Set exercise:
In the listing below, how many lines contain the word "houses"? Please respond with the number only.
***** Items *****
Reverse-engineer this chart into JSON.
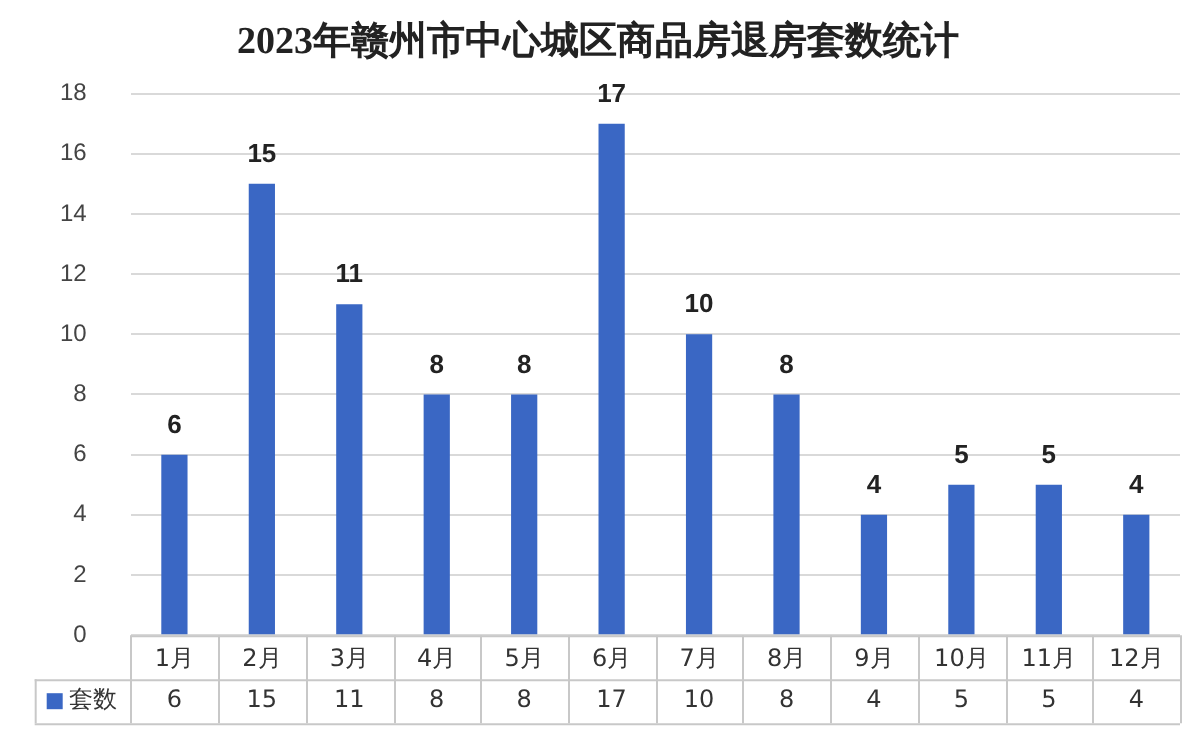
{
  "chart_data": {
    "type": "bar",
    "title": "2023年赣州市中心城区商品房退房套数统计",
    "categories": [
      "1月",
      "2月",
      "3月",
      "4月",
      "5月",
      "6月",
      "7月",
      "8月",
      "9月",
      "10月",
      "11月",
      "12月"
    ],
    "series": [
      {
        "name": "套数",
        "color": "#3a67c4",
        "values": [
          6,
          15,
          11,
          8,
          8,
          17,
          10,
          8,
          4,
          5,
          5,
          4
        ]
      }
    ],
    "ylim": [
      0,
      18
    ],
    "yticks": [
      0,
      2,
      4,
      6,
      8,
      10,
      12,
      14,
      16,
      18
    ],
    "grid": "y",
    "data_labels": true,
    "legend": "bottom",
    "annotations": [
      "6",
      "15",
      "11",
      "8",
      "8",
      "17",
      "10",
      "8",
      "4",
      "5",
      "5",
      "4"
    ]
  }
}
*****
***** Items *****
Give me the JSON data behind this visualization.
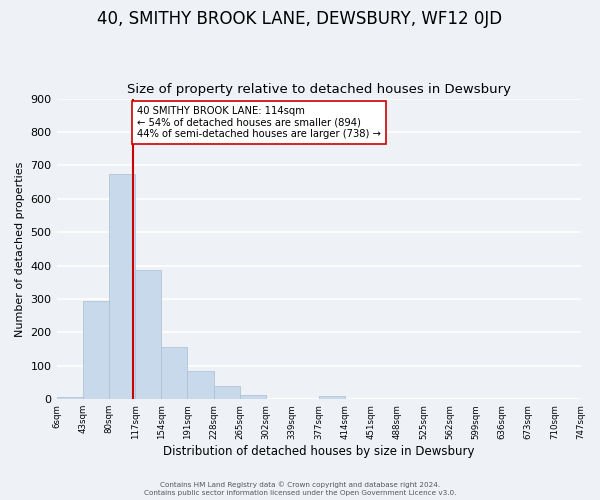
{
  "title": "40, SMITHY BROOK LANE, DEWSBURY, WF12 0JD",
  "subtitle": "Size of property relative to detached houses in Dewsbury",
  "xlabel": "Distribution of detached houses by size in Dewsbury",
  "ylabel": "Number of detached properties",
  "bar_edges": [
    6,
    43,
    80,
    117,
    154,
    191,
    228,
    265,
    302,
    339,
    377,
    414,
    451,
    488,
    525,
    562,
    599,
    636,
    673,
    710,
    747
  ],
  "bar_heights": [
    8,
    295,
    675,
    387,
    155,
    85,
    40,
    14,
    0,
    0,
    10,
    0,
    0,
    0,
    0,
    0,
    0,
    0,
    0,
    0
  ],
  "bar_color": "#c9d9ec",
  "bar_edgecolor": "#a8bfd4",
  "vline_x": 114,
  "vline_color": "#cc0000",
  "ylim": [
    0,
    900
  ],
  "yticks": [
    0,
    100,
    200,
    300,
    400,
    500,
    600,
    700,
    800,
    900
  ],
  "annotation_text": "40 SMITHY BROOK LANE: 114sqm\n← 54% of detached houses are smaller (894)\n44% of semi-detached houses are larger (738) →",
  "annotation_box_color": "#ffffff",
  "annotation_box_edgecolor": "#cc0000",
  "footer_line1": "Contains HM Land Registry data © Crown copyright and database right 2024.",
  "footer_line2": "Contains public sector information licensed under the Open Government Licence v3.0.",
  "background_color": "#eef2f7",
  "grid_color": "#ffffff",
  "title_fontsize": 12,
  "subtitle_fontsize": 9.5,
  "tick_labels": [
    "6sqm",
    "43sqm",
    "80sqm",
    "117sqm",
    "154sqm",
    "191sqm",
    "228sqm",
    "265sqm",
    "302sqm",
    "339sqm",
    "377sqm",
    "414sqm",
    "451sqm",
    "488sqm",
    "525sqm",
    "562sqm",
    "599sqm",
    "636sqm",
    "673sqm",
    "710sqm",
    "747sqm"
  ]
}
*****
Written answer:
3